* START *

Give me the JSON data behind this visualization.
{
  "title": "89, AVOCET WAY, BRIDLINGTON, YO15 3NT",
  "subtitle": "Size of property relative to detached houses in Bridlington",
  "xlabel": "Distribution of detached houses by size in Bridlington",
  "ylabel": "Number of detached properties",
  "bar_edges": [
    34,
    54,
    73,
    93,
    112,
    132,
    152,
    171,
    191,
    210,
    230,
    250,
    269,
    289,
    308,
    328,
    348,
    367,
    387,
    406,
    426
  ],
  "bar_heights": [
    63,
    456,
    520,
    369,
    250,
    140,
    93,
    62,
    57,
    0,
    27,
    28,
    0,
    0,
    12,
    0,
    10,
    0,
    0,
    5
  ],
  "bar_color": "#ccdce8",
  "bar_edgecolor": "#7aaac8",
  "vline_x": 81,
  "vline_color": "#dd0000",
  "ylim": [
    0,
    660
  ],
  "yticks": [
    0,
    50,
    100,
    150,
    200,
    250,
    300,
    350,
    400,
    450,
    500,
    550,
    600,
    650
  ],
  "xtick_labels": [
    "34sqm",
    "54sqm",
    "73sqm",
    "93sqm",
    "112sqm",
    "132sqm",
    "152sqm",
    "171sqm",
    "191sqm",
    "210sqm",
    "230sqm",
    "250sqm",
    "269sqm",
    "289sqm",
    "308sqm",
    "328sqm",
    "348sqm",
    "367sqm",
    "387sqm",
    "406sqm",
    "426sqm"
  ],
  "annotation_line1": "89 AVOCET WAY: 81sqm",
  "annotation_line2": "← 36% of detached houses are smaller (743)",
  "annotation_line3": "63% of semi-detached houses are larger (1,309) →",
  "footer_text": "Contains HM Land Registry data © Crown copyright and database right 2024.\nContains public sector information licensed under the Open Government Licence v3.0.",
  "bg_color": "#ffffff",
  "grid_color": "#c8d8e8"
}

* END *

#### TASK STATEMENT
Count the lines of the material that include the word "AVOCET", then report only the total.

#### EXERCISE RESULT
2